### AIM OF THE TASK
Repeat the material exactly as it appears.
Begin RECORDS SHOWN
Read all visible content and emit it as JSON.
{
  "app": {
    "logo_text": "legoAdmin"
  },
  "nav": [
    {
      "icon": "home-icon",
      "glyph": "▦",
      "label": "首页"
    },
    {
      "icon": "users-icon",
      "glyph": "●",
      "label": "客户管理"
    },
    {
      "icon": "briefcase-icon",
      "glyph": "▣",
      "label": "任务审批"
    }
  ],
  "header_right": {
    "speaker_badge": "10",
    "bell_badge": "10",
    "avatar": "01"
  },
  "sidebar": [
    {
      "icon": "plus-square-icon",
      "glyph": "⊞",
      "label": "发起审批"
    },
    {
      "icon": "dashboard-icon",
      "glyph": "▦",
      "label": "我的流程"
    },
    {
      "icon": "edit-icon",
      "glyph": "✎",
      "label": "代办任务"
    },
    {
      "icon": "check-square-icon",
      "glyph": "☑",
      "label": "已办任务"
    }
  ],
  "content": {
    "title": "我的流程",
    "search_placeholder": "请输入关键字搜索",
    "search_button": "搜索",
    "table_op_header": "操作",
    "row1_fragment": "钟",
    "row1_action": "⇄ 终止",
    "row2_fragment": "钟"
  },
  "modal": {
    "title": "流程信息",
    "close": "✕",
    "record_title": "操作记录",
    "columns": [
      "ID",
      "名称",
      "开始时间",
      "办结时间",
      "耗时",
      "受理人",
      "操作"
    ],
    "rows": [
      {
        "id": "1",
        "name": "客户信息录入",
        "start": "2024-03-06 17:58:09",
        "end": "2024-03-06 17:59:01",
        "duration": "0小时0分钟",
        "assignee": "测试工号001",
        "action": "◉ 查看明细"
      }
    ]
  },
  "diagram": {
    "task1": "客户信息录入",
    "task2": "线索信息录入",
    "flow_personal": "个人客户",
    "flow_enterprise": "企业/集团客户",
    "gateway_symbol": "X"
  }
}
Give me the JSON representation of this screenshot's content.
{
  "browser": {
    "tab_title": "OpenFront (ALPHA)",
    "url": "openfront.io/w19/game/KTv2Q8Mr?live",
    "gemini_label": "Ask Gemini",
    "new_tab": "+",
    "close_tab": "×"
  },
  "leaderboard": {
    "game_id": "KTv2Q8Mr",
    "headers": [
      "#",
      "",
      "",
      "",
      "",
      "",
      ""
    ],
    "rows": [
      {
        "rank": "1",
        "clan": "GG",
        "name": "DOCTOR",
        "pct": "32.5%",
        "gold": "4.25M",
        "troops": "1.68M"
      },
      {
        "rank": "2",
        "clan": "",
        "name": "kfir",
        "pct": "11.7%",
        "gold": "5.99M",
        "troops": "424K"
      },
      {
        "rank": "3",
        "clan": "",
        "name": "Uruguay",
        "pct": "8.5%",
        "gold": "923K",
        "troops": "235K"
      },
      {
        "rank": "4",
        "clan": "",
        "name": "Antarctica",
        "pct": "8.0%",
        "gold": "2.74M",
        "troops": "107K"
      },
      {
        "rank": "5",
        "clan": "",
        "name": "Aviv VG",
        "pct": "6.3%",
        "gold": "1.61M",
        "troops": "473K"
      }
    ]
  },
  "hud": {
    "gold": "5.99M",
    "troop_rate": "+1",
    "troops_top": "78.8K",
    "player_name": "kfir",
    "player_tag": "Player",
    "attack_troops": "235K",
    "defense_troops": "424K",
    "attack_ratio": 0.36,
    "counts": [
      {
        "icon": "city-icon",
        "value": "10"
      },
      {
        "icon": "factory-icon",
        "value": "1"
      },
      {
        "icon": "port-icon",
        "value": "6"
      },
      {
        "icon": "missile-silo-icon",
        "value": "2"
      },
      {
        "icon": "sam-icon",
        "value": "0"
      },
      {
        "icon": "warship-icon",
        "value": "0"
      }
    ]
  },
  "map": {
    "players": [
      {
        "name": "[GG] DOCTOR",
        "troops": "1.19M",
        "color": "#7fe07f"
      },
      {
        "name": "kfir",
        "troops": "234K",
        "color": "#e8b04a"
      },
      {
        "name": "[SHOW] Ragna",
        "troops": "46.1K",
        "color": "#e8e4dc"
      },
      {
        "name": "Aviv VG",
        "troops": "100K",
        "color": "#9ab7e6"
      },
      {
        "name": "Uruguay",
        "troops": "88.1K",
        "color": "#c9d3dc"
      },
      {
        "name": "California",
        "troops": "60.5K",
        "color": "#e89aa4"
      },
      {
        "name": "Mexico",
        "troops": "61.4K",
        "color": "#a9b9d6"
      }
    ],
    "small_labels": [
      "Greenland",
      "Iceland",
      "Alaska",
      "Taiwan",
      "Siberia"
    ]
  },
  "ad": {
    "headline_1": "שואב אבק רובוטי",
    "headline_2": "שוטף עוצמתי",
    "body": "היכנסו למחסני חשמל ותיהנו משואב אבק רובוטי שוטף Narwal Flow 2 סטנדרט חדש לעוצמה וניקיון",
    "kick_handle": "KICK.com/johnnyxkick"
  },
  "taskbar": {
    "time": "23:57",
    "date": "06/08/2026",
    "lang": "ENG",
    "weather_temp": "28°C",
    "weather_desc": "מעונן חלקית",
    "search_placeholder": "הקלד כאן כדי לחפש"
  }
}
End RECORDS SHOWN
### SOLUTION FOR THIS TASK
Read all visible content and emit it as JSON.
{
  "app": {
    "logo_text": "legoAdmin"
  },
  "nav": [
    {
      "icon": "home-icon",
      "glyph": "▦",
      "label": "首页"
    },
    {
      "icon": "users-icon",
      "glyph": "●",
      "label": "客户管理"
    },
    {
      "icon": "briefcase-icon",
      "glyph": "▣",
      "label": "任务审批"
    }
  ],
  "header_right": {
    "speaker_badge": "10",
    "bell_badge": "10",
    "avatar": "01"
  },
  "sidebar": [
    {
      "icon": "plus-square-icon",
      "glyph": "⊞",
      "label": "发起审批"
    },
    {
      "icon": "dashboard-icon",
      "glyph": "▦",
      "label": "我的流程"
    },
    {
      "icon": "edit-icon",
      "glyph": "✎",
      "label": "代办任务"
    },
    {
      "icon": "check-square-icon",
      "glyph": "☑",
      "label": "已办任务"
    }
  ],
  "content": {
    "title": "我的流程",
    "search_placeholder": "请输入关键字搜索",
    "search_button": "搜索",
    "table_op_header": "操作",
    "row1_fragment": "钟",
    "row1_action": "⇄ 终止",
    "row2_fragment": "钟"
  },
  "modal": {
    "title": "流程信息",
    "close": "✕",
    "record_title": "操作记录",
    "columns": [
      "ID",
      "名称",
      "开始时间",
      "办结时间",
      "耗时",
      "受理人",
      "操作"
    ],
    "rows": [
      {
        "id": "1",
        "name": "客户信息录入",
        "start": "2024-03-06 17:58:09",
        "end": "2024-03-06 17:59:01",
        "duration": "0小时0分钟",
        "assignee": "测试工号001",
        "action": "◉ 查看明细"
      }
    ]
  },
  "diagram": {
    "task1": "客户信息录入",
    "task2": "线索信息录入",
    "flow_personal": "个人客户",
    "flow_enterprise": "企业/集团客户",
    "gateway_symbol": "X"
  }
}
Give me the JSON representation of this screenshot's content.
{
  "browser": {
    "tab_title": "OpenFront (ALPHA)",
    "url": "openfront.io/w19/game/KTv2Q8Mr?live",
    "gemini_label": "Ask Gemini",
    "new_tab": "+",
    "close_tab": "×"
  },
  "leaderboard": {
    "game_id": "KTv2Q8Mr",
    "headers": [
      "#",
      "",
      "",
      "",
      "",
      "",
      ""
    ],
    "rows": [
      {
        "rank": "1",
        "clan": "GG",
        "name": "DOCTOR",
        "pct": "32.5%",
        "gold": "4.25M",
        "troops": "1.68M"
      },
      {
        "rank": "2",
        "clan": "",
        "name": "kfir",
        "pct": "11.7%",
        "gold": "5.99M",
        "troops": "424K"
      },
      {
        "rank": "3",
        "clan": "",
        "name": "Uruguay",
        "pct": "8.5%",
        "gold": "923K",
        "troops": "235K"
      },
      {
        "rank": "4",
        "clan": "",
        "name": "Antarctica",
        "pct": "8.0%",
        "gold": "2.74M",
        "troops": "107K"
      },
      {
        "rank": "5",
        "clan": "",
        "name": "Aviv VG",
        "pct": "6.3%",
        "gold": "1.61M",
        "troops": "473K"
      }
    ]
  },
  "hud": {
    "gold": "5.99M",
    "troop_rate": "+1",
    "troops_top": "78.8K",
    "player_name": "kfir",
    "player_tag": "Player",
    "attack_troops": "235K",
    "defense_troops": "424K",
    "attack_ratio": 0.36,
    "counts": [
      {
        "icon": "city-icon",
        "value": "10"
      },
      {
        "icon": "factory-icon",
        "value": "1"
      },
      {
        "icon": "port-icon",
        "value": "6"
      },
      {
        "icon": "missile-silo-icon",
        "value": "2"
      },
      {
        "icon": "sam-icon",
        "value": "0"
      },
      {
        "icon": "warship-icon",
        "value": "0"
      }
    ]
  },
  "map": {
    "players": [
      {
        "name": "[GG] DOCTOR",
        "troops": "1.19M",
        "color": "#7fe07f"
      },
      {
        "name": "kfir",
        "troops": "234K",
        "color": "#e8b04a"
      },
      {
        "name": "[SHOW] Ragna",
        "troops": "46.1K",
        "color": "#e8e4dc"
      },
      {
        "name": "Aviv VG",
        "troops": "100K",
        "color": "#9ab7e6"
      },
      {
        "name": "Uruguay",
        "troops": "88.1K",
        "color": "#c9d3dc"
      },
      {
        "name": "California",
        "troops": "60.5K",
        "color": "#e89aa4"
      },
      {
        "name": "Mexico",
        "troops": "61.4K",
        "color": "#a9b9d6"
      }
    ],
    "small_labels": [
      "Greenland",
      "Iceland",
      "Alaska",
      "Taiwan",
      "Siberia"
    ]
  },
  "ad": {
    "headline_1": "שואב אבק רובוטי",
    "headline_2": "שוטף עוצמתי",
    "body": "היכנסו למחסני חשמל ותיהנו משואב אבק רובוטי שוטף Narwal Flow 2 סטנדרט חדש לעוצמה וניקיון",
    "kick_handle": "KICK.com/johnnyxkick"
  },
  "taskbar": {
    "time": "23:57",
    "date": "06/08/2026",
    "lang": "ENG",
    "weather_temp": "28°C",
    "weather_desc": "מעונן חלקית",
    "search_placeholder": "הקלד כאן כדי לחפש"
  }
}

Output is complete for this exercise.